Start DATA EXCERPTS
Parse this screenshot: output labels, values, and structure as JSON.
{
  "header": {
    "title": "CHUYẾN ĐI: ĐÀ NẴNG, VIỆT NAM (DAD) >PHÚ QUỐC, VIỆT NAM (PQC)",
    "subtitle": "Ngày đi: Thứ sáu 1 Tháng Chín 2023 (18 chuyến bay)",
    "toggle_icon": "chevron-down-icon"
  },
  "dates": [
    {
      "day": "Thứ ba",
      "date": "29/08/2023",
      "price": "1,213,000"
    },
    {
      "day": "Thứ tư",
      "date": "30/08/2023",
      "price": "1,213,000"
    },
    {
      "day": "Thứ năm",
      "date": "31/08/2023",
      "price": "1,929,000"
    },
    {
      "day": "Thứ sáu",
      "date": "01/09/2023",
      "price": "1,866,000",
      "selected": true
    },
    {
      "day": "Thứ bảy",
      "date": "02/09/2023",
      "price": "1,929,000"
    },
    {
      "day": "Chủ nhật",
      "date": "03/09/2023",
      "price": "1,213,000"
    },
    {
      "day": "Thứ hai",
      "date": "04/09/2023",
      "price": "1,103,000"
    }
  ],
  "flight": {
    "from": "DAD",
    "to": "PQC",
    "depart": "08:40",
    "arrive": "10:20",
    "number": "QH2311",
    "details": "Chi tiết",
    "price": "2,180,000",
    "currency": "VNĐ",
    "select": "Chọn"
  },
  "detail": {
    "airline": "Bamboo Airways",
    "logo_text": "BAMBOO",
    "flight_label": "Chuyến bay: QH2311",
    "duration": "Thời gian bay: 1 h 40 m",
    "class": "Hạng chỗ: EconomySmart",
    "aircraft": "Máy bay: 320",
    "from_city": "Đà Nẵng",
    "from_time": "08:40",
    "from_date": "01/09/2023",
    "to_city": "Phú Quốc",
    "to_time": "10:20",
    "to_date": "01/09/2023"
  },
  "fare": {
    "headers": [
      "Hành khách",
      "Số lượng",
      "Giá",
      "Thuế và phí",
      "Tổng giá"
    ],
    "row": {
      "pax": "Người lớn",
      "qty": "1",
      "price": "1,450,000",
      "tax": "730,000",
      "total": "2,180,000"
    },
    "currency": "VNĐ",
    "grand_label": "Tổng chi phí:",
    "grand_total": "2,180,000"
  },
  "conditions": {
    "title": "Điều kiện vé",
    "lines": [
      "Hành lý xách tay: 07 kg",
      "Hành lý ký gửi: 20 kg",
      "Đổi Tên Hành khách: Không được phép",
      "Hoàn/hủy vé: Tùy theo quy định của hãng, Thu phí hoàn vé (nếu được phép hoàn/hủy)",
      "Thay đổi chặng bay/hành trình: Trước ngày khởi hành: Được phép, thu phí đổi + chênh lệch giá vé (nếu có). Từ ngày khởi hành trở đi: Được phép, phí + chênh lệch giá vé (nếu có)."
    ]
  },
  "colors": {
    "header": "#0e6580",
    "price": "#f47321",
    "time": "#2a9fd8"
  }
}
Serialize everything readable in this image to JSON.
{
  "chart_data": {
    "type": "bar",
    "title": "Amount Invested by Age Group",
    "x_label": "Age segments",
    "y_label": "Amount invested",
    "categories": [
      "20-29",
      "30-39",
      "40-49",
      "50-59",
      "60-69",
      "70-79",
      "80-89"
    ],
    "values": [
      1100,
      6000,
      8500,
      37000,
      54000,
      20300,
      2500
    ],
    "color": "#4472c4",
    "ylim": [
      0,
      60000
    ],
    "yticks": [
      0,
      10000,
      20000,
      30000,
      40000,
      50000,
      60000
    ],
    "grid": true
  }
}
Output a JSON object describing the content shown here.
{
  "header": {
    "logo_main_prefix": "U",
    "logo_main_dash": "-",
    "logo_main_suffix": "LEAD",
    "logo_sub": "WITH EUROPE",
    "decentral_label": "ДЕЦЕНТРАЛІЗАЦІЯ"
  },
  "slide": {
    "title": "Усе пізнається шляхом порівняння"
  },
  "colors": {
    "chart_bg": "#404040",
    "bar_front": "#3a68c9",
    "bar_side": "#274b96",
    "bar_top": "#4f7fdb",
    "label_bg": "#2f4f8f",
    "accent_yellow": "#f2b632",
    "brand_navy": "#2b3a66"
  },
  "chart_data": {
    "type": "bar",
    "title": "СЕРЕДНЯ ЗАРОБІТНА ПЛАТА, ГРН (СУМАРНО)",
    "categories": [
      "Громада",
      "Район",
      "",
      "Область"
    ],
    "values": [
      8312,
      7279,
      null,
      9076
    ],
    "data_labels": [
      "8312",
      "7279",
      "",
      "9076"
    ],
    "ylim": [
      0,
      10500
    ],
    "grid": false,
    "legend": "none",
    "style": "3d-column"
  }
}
End DATA EXCERPTS
■ **EXERCISE OBJECTIVE**: Note each line of the entries that has "khách" in it, and copy those lines.

■ **RESPONSE TO THIS EXERCISE**:
      "Hành khách",
      "Đổi Tên Hành khách: Không được phép",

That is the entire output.